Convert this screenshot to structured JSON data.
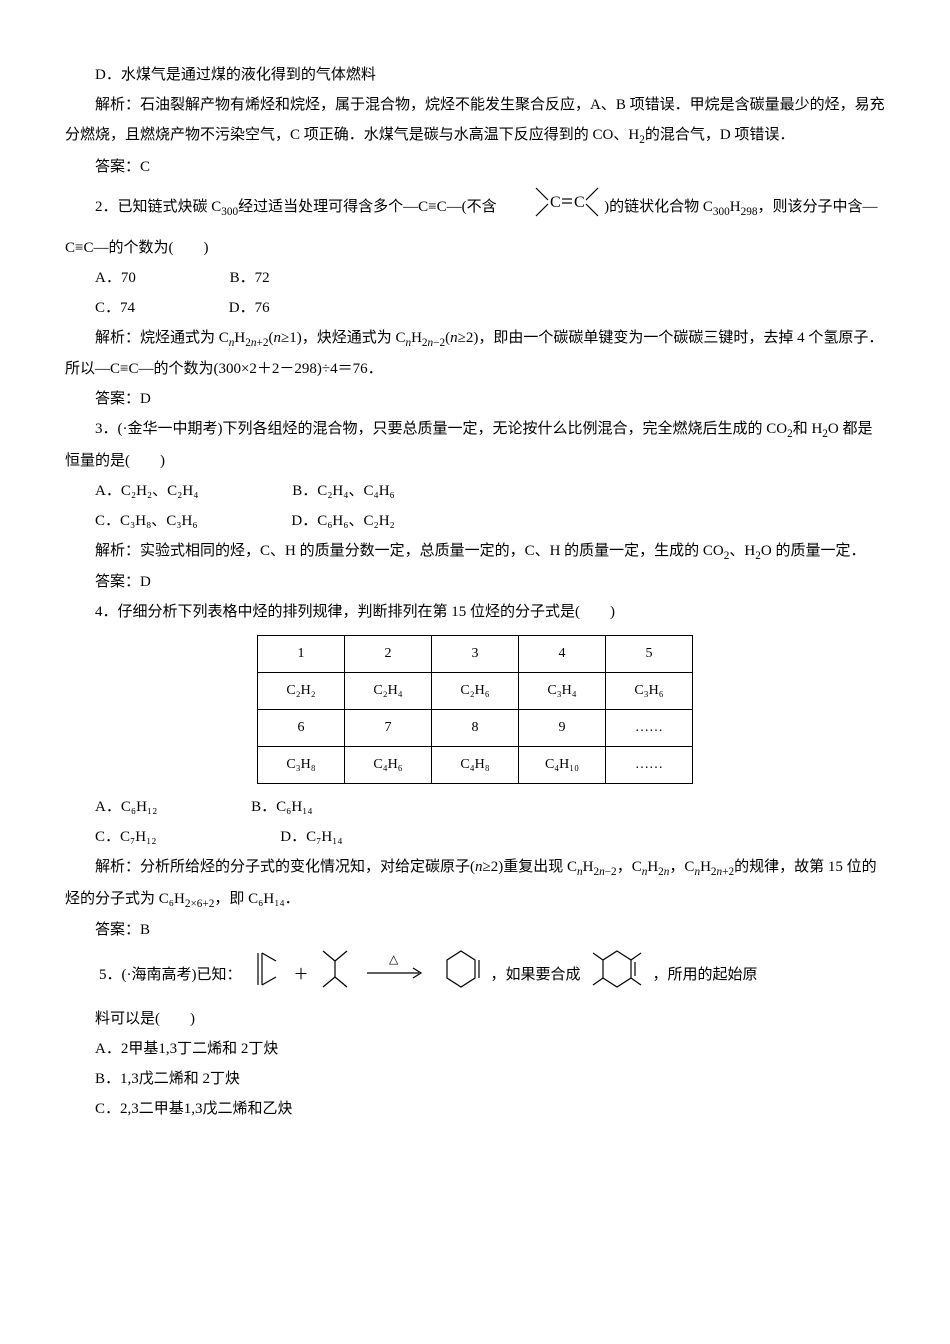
{
  "page": {
    "background": "#ffffff",
    "text_color": "#000000",
    "font_family": "SimSun",
    "font_size_pt": 11,
    "line_height": 2
  },
  "paragraphs": {
    "p_d": "D．水煤气是通过煤的液化得到的气体燃料",
    "p_exp1a": "解析：石油裂解产物有烯烃和烷烃，属于混合物，烷烃不能发生聚合反应，A、B 项错误．甲烷是含碳量最少的烃，易充分燃烧，且燃烧产物不污染空气，C 项正确．水煤气是碳与水高温下反应得到的 CO、H",
    "p_exp1b": "的混合气，D 项错误．",
    "ans_c": "答案：C",
    "q2a": "2．已知链式炔碳 C",
    "q2b": "经过适当处理可得含多个—C≡C—(不含",
    "q2c": ")的链状化合物 C",
    "q2d": "，则该分子中含—C≡C—的个数为(　　)",
    "q2_optA": "A．70",
    "q2_optB": "B．72",
    "q2_optC": "C．74",
    "q2_optD": "D．76",
    "q2_exp_a": "解析：烷烃通式为 C",
    "q2_exp_b": "(",
    "q2_exp_c": "≥1)，炔烃通式为 C",
    "q2_exp_d": "(",
    "q2_exp_e": "≥2)，即由一个碳碳单键变为一个碳碳三键时，去掉 4 个氢原子．所以—C≡C—的个数为(300×2＋2－298)÷4＝76．",
    "ans_d": "答案：D",
    "q3a": "3．(·金华一中期考)下列各组烃的混合物，只要总质量一定，无论按什么比例混合，完全燃烧后生成的 CO",
    "q3b": "和 H",
    "q3c": "O 都是恒量的是(　　)",
    "q3_exp": "解析：实验式相同的烃，C、H 的质量分数一定，总质量一定的，C、H 的质量一定，生成的 CO",
    "q3_exp_b": "、H",
    "q3_exp_c": "O 的质量一定．",
    "q4": "4．仔细分析下列表格中烃的排列规律，判断排列在第 15 位烃的分子式是(　　)",
    "q4_optA": "A．C₆H₁₂",
    "q4_optB": "B．C₆H₁₄",
    "q4_optC": "C．C₇H₁₂",
    "q4_optD": "D．C₇H₁₄",
    "q4_exp_a": "解析：分析所给烃的分子式的变化情况知，对给定碳原子(",
    "q4_exp_b": "≥2)重复出现 C",
    "q4_exp_c": "，C",
    "q4_exp_d": "，C",
    "q4_exp_e": "的规律，故第 15 位的烃的分子式为 C₆H",
    "q4_exp_f": "，即 C₆H₁₄．",
    "ans_b": "答案：B",
    "q5_a": "5．(·海南高考)已知：",
    "q5_b": "，如果要合成",
    "q5_c": "，所用的起始原",
    "q5_d": "料可以是(　　)",
    "q5_optA": "A．2­甲基­1,3­丁二烯和 2­丁炔",
    "q5_optB": "B．1,3­戊二烯和 2­丁炔",
    "q5_optC": "C．2,3­二甲基­1,3­戊二烯和乙炔"
  },
  "q3_options": {
    "A_l": "A．C₂H₂、C₂H₄",
    "A_r": "B．C₂H₄、C₄H₆",
    "B_l": "C．C₃H₈、C₃H₆",
    "B_r": "D．C₆H₆、C₂H₂"
  },
  "table": {
    "rows": [
      [
        "1",
        "2",
        "3",
        "4",
        "5"
      ],
      [
        "C₂H₂",
        "C₂H₄",
        "C₂H₆",
        "C₃H₄",
        "C₃H₆"
      ],
      [
        "6",
        "7",
        "8",
        "9",
        "……"
      ],
      [
        "C₃H₈",
        "C₄H₆",
        "C₄H₈",
        "C₄H₁₀",
        "……"
      ]
    ],
    "border_color": "#000000",
    "cell_padding": "4px 18px",
    "font_size": 14
  },
  "svg": {
    "stroke": "#000000",
    "triangle_label": "△",
    "plus": "＋",
    "arrow": "→"
  }
}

---*---

**YOUR GOAL:** Can you restate all the records above word for word while dropping the pictures?

**FINISHED TASK:**
Convert this screenshot to structured JSON data.
{
  "page": {
    "background": "#ffffff",
    "text_color": "#000000",
    "font_family": "SimSun",
    "font_size_pt": 11,
    "line_height": 2
  },
  "paragraphs": {
    "p_d": "D．水煤气是通过煤的液化得到的气体燃料",
    "p_exp1a": "解析：石油裂解产物有烯烃和烷烃，属于混合物，烷烃不能发生聚合反应，A、B 项错误．甲烷是含碳量最少的烃，易充分燃烧，且燃烧产物不污染空气，C 项正确．水煤气是碳与水高温下反应得到的 CO、H",
    "p_exp1b": "的混合气，D 项错误．",
    "ans_c": "答案：C",
    "q2a": "2．已知链式炔碳 C",
    "q2b": "经过适当处理可得含多个—C≡C—(不含",
    "q2c": ")的链状化合物 C",
    "q2d": "，则该分子中含—C≡C—的个数为(　　)",
    "q2_optA": "A．70",
    "q2_optB": "B．72",
    "q2_optC": "C．74",
    "q2_optD": "D．76",
    "q2_exp_a": "解析：烷烃通式为 C",
    "q2_exp_b": "(",
    "q2_exp_c": "≥1)，炔烃通式为 C",
    "q2_exp_d": "(",
    "q2_exp_e": "≥2)，即由一个碳碳单键变为一个碳碳三键时，去掉 4 个氢原子．所以—C≡C—的个数为(300×2＋2－298)÷4＝76．",
    "ans_d": "答案：D",
    "q3a": "3．(·金华一中期考)下列各组烃的混合物，只要总质量一定，无论按什么比例混合，完全燃烧后生成的 CO",
    "q3b": "和 H",
    "q3c": "O 都是恒量的是(　　)",
    "q3_exp": "解析：实验式相同的烃，C、H 的质量分数一定，总质量一定的，C、H 的质量一定，生成的 CO",
    "q3_exp_b": "、H",
    "q3_exp_c": "O 的质量一定．",
    "q4": "4．仔细分析下列表格中烃的排列规律，判断排列在第 15 位烃的分子式是(　　)",
    "q4_optA": "A．C₆H₁₂",
    "q4_optB": "B．C₆H₁₄",
    "q4_optC": "C．C₇H₁₂",
    "q4_optD": "D．C₇H₁₄",
    "q4_exp_a": "解析：分析所给烃的分子式的变化情况知，对给定碳原子(",
    "q4_exp_b": "≥2)重复出现 C",
    "q4_exp_c": "，C",
    "q4_exp_d": "，C",
    "q4_exp_e": "的规律，故第 15 位的烃的分子式为 C₆H",
    "q4_exp_f": "，即 C₆H₁₄．",
    "ans_b": "答案：B",
    "q5_a": "5．(·海南高考)已知：",
    "q5_b": "，如果要合成",
    "q5_c": "，所用的起始原",
    "q5_d": "料可以是(　　)",
    "q5_optA": "A．2­甲基­1,3­丁二烯和 2­丁炔",
    "q5_optB": "B．1,3­戊二烯和 2­丁炔",
    "q5_optC": "C．2,3­二甲基­1,3­戊二烯和乙炔"
  },
  "q3_options": {
    "A_l": "A．C₂H₂、C₂H₄",
    "A_r": "B．C₂H₄、C₄H₆",
    "B_l": "C．C₃H₈、C₃H₆",
    "B_r": "D．C₆H₆、C₂H₂"
  },
  "table": {
    "rows": [
      [
        "1",
        "2",
        "3",
        "4",
        "5"
      ],
      [
        "C₂H₂",
        "C₂H₄",
        "C₂H₆",
        "C₃H₄",
        "C₃H₆"
      ],
      [
        "6",
        "7",
        "8",
        "9",
        "……"
      ],
      [
        "C₃H₈",
        "C₄H₆",
        "C₄H₈",
        "C₄H₁₀",
        "……"
      ]
    ],
    "border_color": "#000000",
    "cell_padding": "4px 18px",
    "font_size": 14
  },
  "svg": {
    "stroke": "#000000",
    "triangle_label": "△",
    "plus": "＋",
    "arrow": "→"
  }
}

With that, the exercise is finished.